Look through the material below. Copy each line that contains the string "Black".

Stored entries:
--- Begin ---

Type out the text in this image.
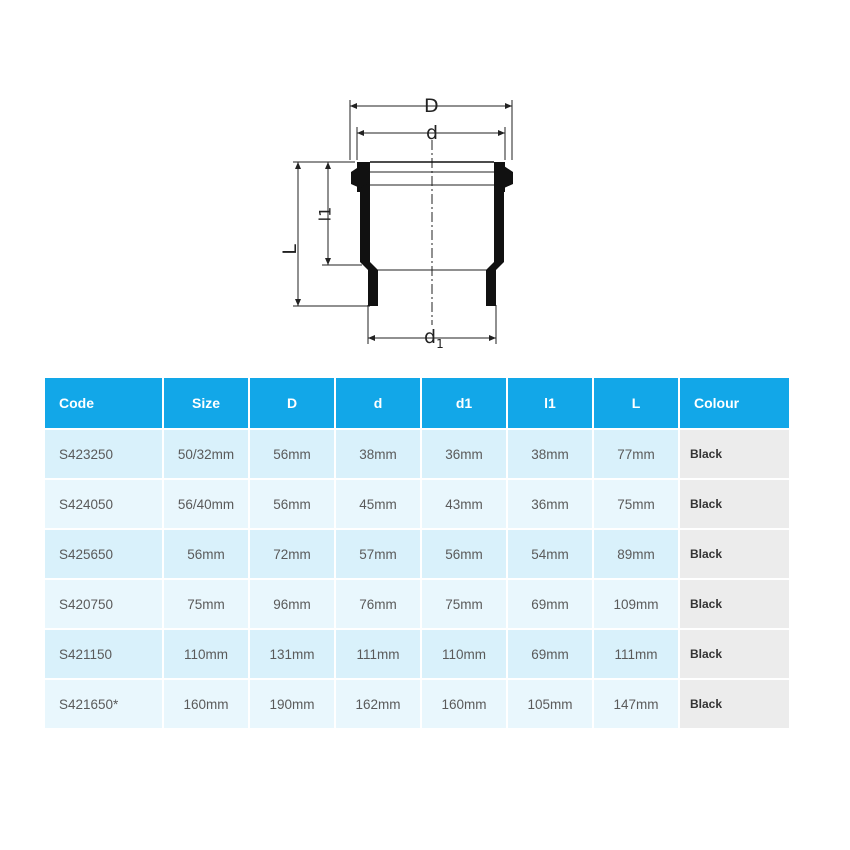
D
d
$d_1$
L
l1
Code	Size	D	d	d1	l1	L	Colour
S423250	50/32mm	56mm	38mm	36mm	38mm	77mm	Black
S424050	56/40mm	56mm	45mm	43mm	36mm	75mm	Black
S425650	56mm	72mm	57mm	56mm	54mm	89mm	Black
S420750	75mm	96mm	76mm	75mm	69mm	109mm	Black
S421150	110mm	131mm	111mm	110mm	69mm	111mm	Black
S421650*	160mm	190mm	162mm	160mm	105mm	147mm	Black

--- End ---

Response for this exercise:
S423250	50/32mm	56mm	38mm	36mm	38mm	77mm	Black
S424050	56/40mm	56mm	45mm	43mm	36mm	75mm	Black
S425650	56mm	72mm	57mm	56mm	54mm	89mm	Black
S420750	75mm	96mm	76mm	75mm	69mm	109mm	Black
S421150	110mm	131mm	111mm	110mm	69mm	111mm	Black
S421650*	160mm	190mm	162mm	160mm	105mm	147mm	Black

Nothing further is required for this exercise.